— begin —

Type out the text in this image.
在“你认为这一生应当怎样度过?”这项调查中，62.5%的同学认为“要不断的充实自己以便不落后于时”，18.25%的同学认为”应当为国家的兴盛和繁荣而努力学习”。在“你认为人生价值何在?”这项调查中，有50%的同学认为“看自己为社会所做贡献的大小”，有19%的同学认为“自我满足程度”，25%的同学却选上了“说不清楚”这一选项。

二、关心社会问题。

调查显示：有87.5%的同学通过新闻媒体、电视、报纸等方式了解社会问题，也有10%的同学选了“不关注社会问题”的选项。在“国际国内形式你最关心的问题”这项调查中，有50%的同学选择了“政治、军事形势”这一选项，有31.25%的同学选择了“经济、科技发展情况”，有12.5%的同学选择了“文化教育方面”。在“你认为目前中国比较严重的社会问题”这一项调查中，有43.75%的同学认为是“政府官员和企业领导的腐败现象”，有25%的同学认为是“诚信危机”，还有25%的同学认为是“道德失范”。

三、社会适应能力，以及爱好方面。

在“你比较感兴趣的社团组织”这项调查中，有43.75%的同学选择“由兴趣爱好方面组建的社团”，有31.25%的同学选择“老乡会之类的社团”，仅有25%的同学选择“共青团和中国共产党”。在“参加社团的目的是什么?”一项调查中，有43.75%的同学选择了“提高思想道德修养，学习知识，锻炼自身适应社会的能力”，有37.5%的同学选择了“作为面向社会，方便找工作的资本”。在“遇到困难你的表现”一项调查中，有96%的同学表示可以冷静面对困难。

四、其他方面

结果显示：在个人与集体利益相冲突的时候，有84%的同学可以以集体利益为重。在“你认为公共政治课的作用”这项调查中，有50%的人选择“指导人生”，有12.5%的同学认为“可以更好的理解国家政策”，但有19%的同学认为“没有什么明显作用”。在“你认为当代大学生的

— end —

## TASK DIRECTIONS
Return all of the entries word for word.

## ANSWER BELOW
Type out the text in this image.
在“你认为这一生应当怎样度过?”这项调查中，62.5%的同学认为“要不断的充实自己以便不落后于时”，18.25%的同学认为”应当为国家的兴盛和繁荣而努力学习”。在“你认为人生价值何在?”这项调查中，有50%的同学认为“看自己为社会所做贡献的大小”，有19%的同学认为“自我满足程度”，25%的同学却选上了“说不清楚”这一选项。

二、关心社会问题。

调查显示：有87.5%的同学通过新闻媒体、电视、报纸等方式了解社会问题，也有10%的同学选了“不关注社会问题”的选项。在“国际国内形式你最关心的问题”这项调查中，有50%的同学选择了“政治、军事形势”这一选项，有31.25%的同学选择了“经济、科技发展情况”，有12.5%的同学选择了“文化教育方面”。在“你认为目前中国比较严重的社会问题”这一项调查中，有43.75%的同学认为是“政府官员和企业领导的腐败现象”，有25%的同学认为是“诚信危机”，还有25%的同学认为是“道德失范”。

三、社会适应能力，以及爱好方面。

在“你比较感兴趣的社团组织”这项调查中，有43.75%的同学选择“由兴趣爱好方面组建的社团”，有31.25%的同学选择“老乡会之类的社团”，仅有25%的同学选择“共青团和中国共产党”。在“参加社团的目的是什么?”一项调查中，有43.75%的同学选择了“提高思想道德修养，学习知识，锻炼自身适应社会的能力”，有37.5%的同学选择了“作为面向社会，方便找工作的资本”。在“遇到困难你的表现”一项调查中，有96%的同学表示可以冷静面对困难。

四、其他方面

结果显示：在个人与集体利益相冲突的时候，有84%的同学可以以集体利益为重。在“你认为公共政治课的作用”这项调查中，有50%的人选择“指导人生”，有12.5%的同学认为“可以更好的理解国家政策”，但有19%的同学认为“没有什么明显作用”。在“你认为当代大学生的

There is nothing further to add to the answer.